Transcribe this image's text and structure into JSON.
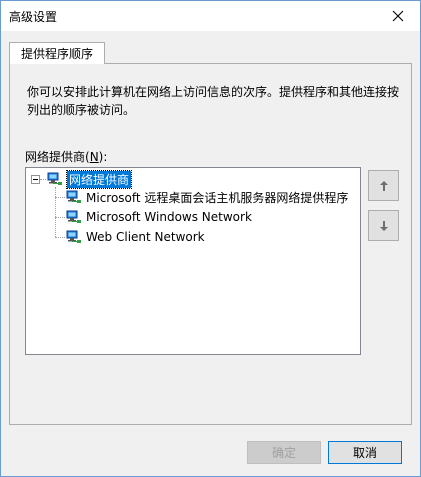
{
  "window": {
    "title": "高级设置"
  },
  "tabs": [
    {
      "label": "提供程序顺序",
      "active": true
    }
  ],
  "panel": {
    "description": "你可以安排此计算机在网络上访问信息的次序。提供程序和其他连接按列出的顺序被访问。",
    "list_label_prefix": "网络提供商(",
    "list_label_accel": "N",
    "list_label_suffix": "):"
  },
  "tree": {
    "root": {
      "label": "网络提供商",
      "selected": true,
      "expanded": true,
      "icon": "network-icon"
    },
    "children": [
      {
        "label": "Microsoft 远程桌面会话主机服务器网络提供程序",
        "icon": "network-icon"
      },
      {
        "label": "Microsoft Windows Network",
        "icon": "network-icon"
      },
      {
        "label": "Web Client Network",
        "icon": "network-icon"
      }
    ]
  },
  "move_buttons": {
    "up_icon": "arrow-up-icon",
    "down_icon": "arrow-down-icon"
  },
  "footer": {
    "ok_label": "确定",
    "ok_disabled": true,
    "cancel_label": "取消"
  },
  "colors": {
    "selection": "#0078d7",
    "window_border": "#6b9bd1",
    "background": "#f0f0f0"
  }
}
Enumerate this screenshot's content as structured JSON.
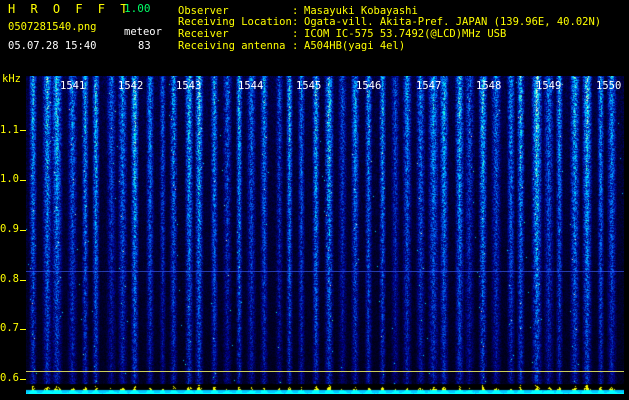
{
  "app": {
    "name": "H R O F F T",
    "version": "1.00"
  },
  "file": {
    "name": "0507281540.png",
    "datetime": "05.07.28 15:40"
  },
  "meteor": {
    "label": "meteor",
    "count": "83"
  },
  "info": [
    {
      "key": "Observer",
      "sep": ":",
      "value": "Masayuki Kobayashi"
    },
    {
      "key": "Receiving Location",
      "sep": ":",
      "value": "Ogata-vill. Akita-Pref. JAPAN (139.96E, 40.02N)"
    },
    {
      "key": "Receiver",
      "sep": ":",
      "value": "ICOM IC-575 53.7492(@LCD)MHz USB"
    },
    {
      "key": "Receiving antenna",
      "sep": ":",
      "value": "A504HB(yagi 4el)"
    }
  ],
  "axis": {
    "unit": "kHz",
    "y_ticks": [
      "1.1",
      "1.0",
      "0.9",
      "0.8",
      "0.7",
      "0.6"
    ],
    "x_ticks": [
      "1541",
      "1542",
      "1543",
      "1544",
      "1545",
      "1546",
      "1547",
      "1548",
      "1549",
      "1550"
    ]
  },
  "colors": {
    "title": "#ffff00",
    "label": "#00ff66",
    "text": "#ffffff",
    "marker": "#ffff00"
  }
}
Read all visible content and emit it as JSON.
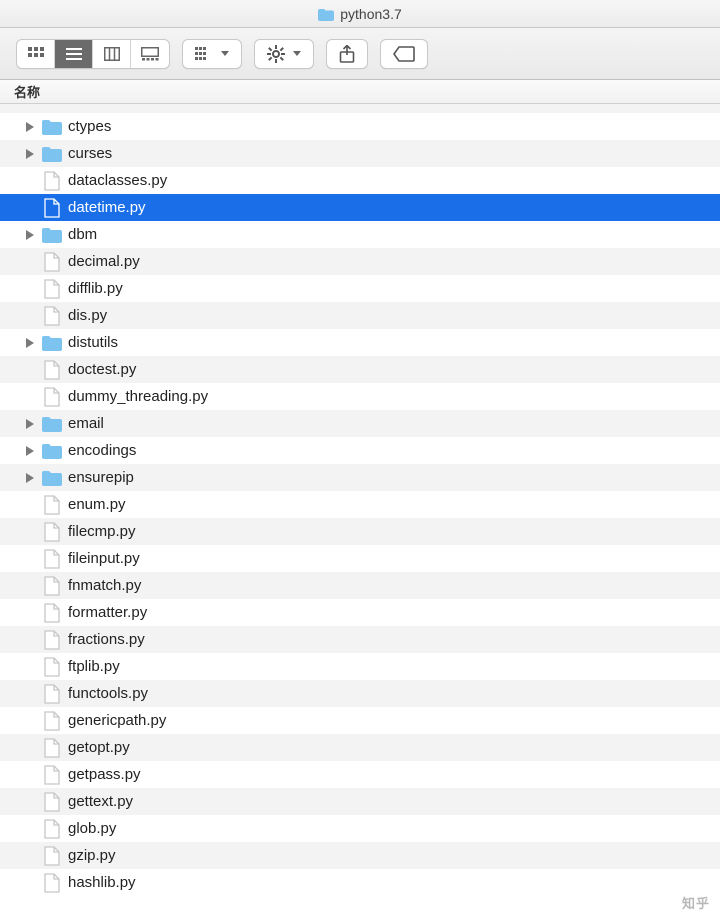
{
  "window": {
    "title": "python3.7"
  },
  "toolbar": {
    "views": [
      "icon-view",
      "list-view",
      "column-view",
      "gallery-view"
    ],
    "active_view_index": 1
  },
  "columns": {
    "name": "名称"
  },
  "watermark": "知乎",
  "items": [
    {
      "name": "ctypes",
      "type": "folder",
      "expandable": true,
      "selected": false
    },
    {
      "name": "curses",
      "type": "folder",
      "expandable": true,
      "selected": false
    },
    {
      "name": "dataclasses.py",
      "type": "file",
      "expandable": false,
      "selected": false
    },
    {
      "name": "datetime.py",
      "type": "file",
      "expandable": false,
      "selected": true
    },
    {
      "name": "dbm",
      "type": "folder",
      "expandable": true,
      "selected": false
    },
    {
      "name": "decimal.py",
      "type": "file",
      "expandable": false,
      "selected": false
    },
    {
      "name": "difflib.py",
      "type": "file",
      "expandable": false,
      "selected": false
    },
    {
      "name": "dis.py",
      "type": "file",
      "expandable": false,
      "selected": false
    },
    {
      "name": "distutils",
      "type": "folder",
      "expandable": true,
      "selected": false
    },
    {
      "name": "doctest.py",
      "type": "file",
      "expandable": false,
      "selected": false
    },
    {
      "name": "dummy_threading.py",
      "type": "file",
      "expandable": false,
      "selected": false
    },
    {
      "name": "email",
      "type": "folder",
      "expandable": true,
      "selected": false
    },
    {
      "name": "encodings",
      "type": "folder",
      "expandable": true,
      "selected": false
    },
    {
      "name": "ensurepip",
      "type": "folder",
      "expandable": true,
      "selected": false
    },
    {
      "name": "enum.py",
      "type": "file",
      "expandable": false,
      "selected": false
    },
    {
      "name": "filecmp.py",
      "type": "file",
      "expandable": false,
      "selected": false
    },
    {
      "name": "fileinput.py",
      "type": "file",
      "expandable": false,
      "selected": false
    },
    {
      "name": "fnmatch.py",
      "type": "file",
      "expandable": false,
      "selected": false
    },
    {
      "name": "formatter.py",
      "type": "file",
      "expandable": false,
      "selected": false
    },
    {
      "name": "fractions.py",
      "type": "file",
      "expandable": false,
      "selected": false
    },
    {
      "name": "ftplib.py",
      "type": "file",
      "expandable": false,
      "selected": false
    },
    {
      "name": "functools.py",
      "type": "file",
      "expandable": false,
      "selected": false
    },
    {
      "name": "genericpath.py",
      "type": "file",
      "expandable": false,
      "selected": false
    },
    {
      "name": "getopt.py",
      "type": "file",
      "expandable": false,
      "selected": false
    },
    {
      "name": "getpass.py",
      "type": "file",
      "expandable": false,
      "selected": false
    },
    {
      "name": "gettext.py",
      "type": "file",
      "expandable": false,
      "selected": false
    },
    {
      "name": "glob.py",
      "type": "file",
      "expandable": false,
      "selected": false
    },
    {
      "name": "gzip.py",
      "type": "file",
      "expandable": false,
      "selected": false
    },
    {
      "name": "hashlib.py",
      "type": "file",
      "expandable": false,
      "selected": false
    }
  ]
}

----

Do this: Without the images, write out each line of the data verbatim.

Response below:
Transcribe this image's text and structure into JSON.
{
  "window": {
    "title": "高级设置"
  },
  "tabs": [
    {
      "label": "提供程序顺序",
      "active": true
    }
  ],
  "panel": {
    "description": "你可以安排此计算机在网络上访问信息的次序。提供程序和其他连接按列出的顺序被访问。",
    "list_label_prefix": "网络提供商(",
    "list_label_accel": "N",
    "list_label_suffix": "):"
  },
  "tree": {
    "root": {
      "label": "网络提供商",
      "selected": true,
      "expanded": true,
      "icon": "network-icon"
    },
    "children": [
      {
        "label": "Microsoft 远程桌面会话主机服务器网络提供程序",
        "icon": "network-icon"
      },
      {
        "label": "Microsoft Windows Network",
        "icon": "network-icon"
      },
      {
        "label": "Web Client Network",
        "icon": "network-icon"
      }
    ]
  },
  "move_buttons": {
    "up_icon": "arrow-up-icon",
    "down_icon": "arrow-down-icon"
  },
  "footer": {
    "ok_label": "确定",
    "ok_disabled": true,
    "cancel_label": "取消"
  },
  "colors": {
    "selection": "#0078d7",
    "window_border": "#6b9bd1",
    "background": "#f0f0f0"
  }
}
Enumerate this screenshot's content as structured JSON.
{
  "app": {
    "name": "H R O F F T",
    "version": "1.00"
  },
  "file": {
    "name": "0507281540.png",
    "datetime": "05.07.28 15:40"
  },
  "meteor": {
    "label": "meteor",
    "count": "83"
  },
  "info": [
    {
      "key": "Observer",
      "sep": ":",
      "value": "Masayuki Kobayashi"
    },
    {
      "key": "Receiving Location",
      "sep": ":",
      "value": "Ogata-vill. Akita-Pref. JAPAN (139.96E, 40.02N)"
    },
    {
      "key": "Receiver",
      "sep": ":",
      "value": "ICOM IC-575 53.7492(@LCD)MHz USB"
    },
    {
      "key": "Receiving antenna",
      "sep": ":",
      "value": "A504HB(yagi 4el)"
    }
  ],
  "axis": {
    "unit": "kHz",
    "y_ticks": [
      "1.1",
      "1.0",
      "0.9",
      "0.8",
      "0.7",
      "0.6"
    ],
    "x_ticks": [
      "1541",
      "1542",
      "1543",
      "1544",
      "1545",
      "1546",
      "1547",
      "1548",
      "1549",
      "1550"
    ]
  },
  "colors": {
    "title": "#ffff00",
    "label": "#00ff66",
    "text": "#ffffff",
    "marker": "#ffff00"
  }
}
Read all visible content and emit it as JSON.
{
  "window": {
    "title": "python3.7"
  },
  "toolbar": {
    "views": [
      "icon-view",
      "list-view",
      "column-view",
      "gallery-view"
    ],
    "active_view_index": 1
  },
  "columns": {
    "name": "名称"
  },
  "watermark": "知乎",
  "items": [
    {
      "name": "ctypes",
      "type": "folder",
      "expandable": true,
      "selected": false
    },
    {
      "name": "curses",
      "type": "folder",
      "expandable": true,
      "selected": false
    },
    {
      "name": "dataclasses.py",
      "type": "file",
      "expandable": false,
      "selected": false
    },
    {
      "name": "datetime.py",
      "type": "file",
      "expandable": false,
      "selected": true
    },
    {
      "name": "dbm",
      "type": "folder",
      "expandable": true,
      "selected": false
    },
    {
      "name": "decimal.py",
      "type": "file",
      "expandable": false,
      "selected": false
    },
    {
      "name": "difflib.py",
      "type": "file",
      "expandable": false,
      "selected": false
    },
    {
      "name": "dis.py",
      "type": "file",
      "expandable": false,
      "selected": false
    },
    {
      "name": "distutils",
      "type": "folder",
      "expandable": true,
      "selected": false
    },
    {
      "name": "doctest.py",
      "type": "file",
      "expandable": false,
      "selected": false
    },
    {
      "name": "dummy_threading.py",
      "type": "file",
      "expandable": false,
      "selected": false
    },
    {
      "name": "email",
      "type": "folder",
      "expandable": true,
      "selected": false
    },
    {
      "name": "encodings",
      "type": "folder",
      "expandable": true,
      "selected": false
    },
    {
      "name": "ensurepip",
      "type": "folder",
      "expandable": true,
      "selected": false
    },
    {
      "name": "enum.py",
      "type": "file",
      "expandable": false,
      "selected": false
    },
    {
      "name": "filecmp.py",
      "type": "file",
      "expandable": false,
      "selected": false
    },
    {
      "name": "fileinput.py",
      "type": "file",
      "expandable": false,
      "selected": false
    },
    {
      "name": "fnmatch.py",
      "type": "file",
      "expandable": false,
      "selected": false
    },
    {
      "name": "formatter.py",
      "type": "file",
      "expandable": false,
      "selected": false
    },
    {
      "name": "fractions.py",
      "type": "file",
      "expandable": false,
      "selected": false
    },
    {
      "name": "ftplib.py",
      "type": "file",
      "expandable": false,
      "selected": false
    },
    {
      "name": "functools.py",
      "type": "file",
      "expandable": false,
      "selected": false
    },
    {
      "name": "genericpath.py",
      "type": "file",
      "expandable": false,
      "selected": false
    },
    {
      "name": "getopt.py",
      "type": "file",
      "expandable": false,
      "selected": false
    },
    {
      "name": "getpass.py",
      "type": "file",
      "expandable": false,
      "selected": false
    },
    {
      "name": "gettext.py",
      "type": "file",
      "expandable": false,
      "selected": false
    },
    {
      "name": "glob.py",
      "type": "file",
      "expandable": false,
      "selected": false
    },
    {
      "name": "gzip.py",
      "type": "file",
      "expandable": false,
      "selected": false
    },
    {
      "name": "hashlib.py",
      "type": "file",
      "expandable": false,
      "selected": false
    }
  ]
}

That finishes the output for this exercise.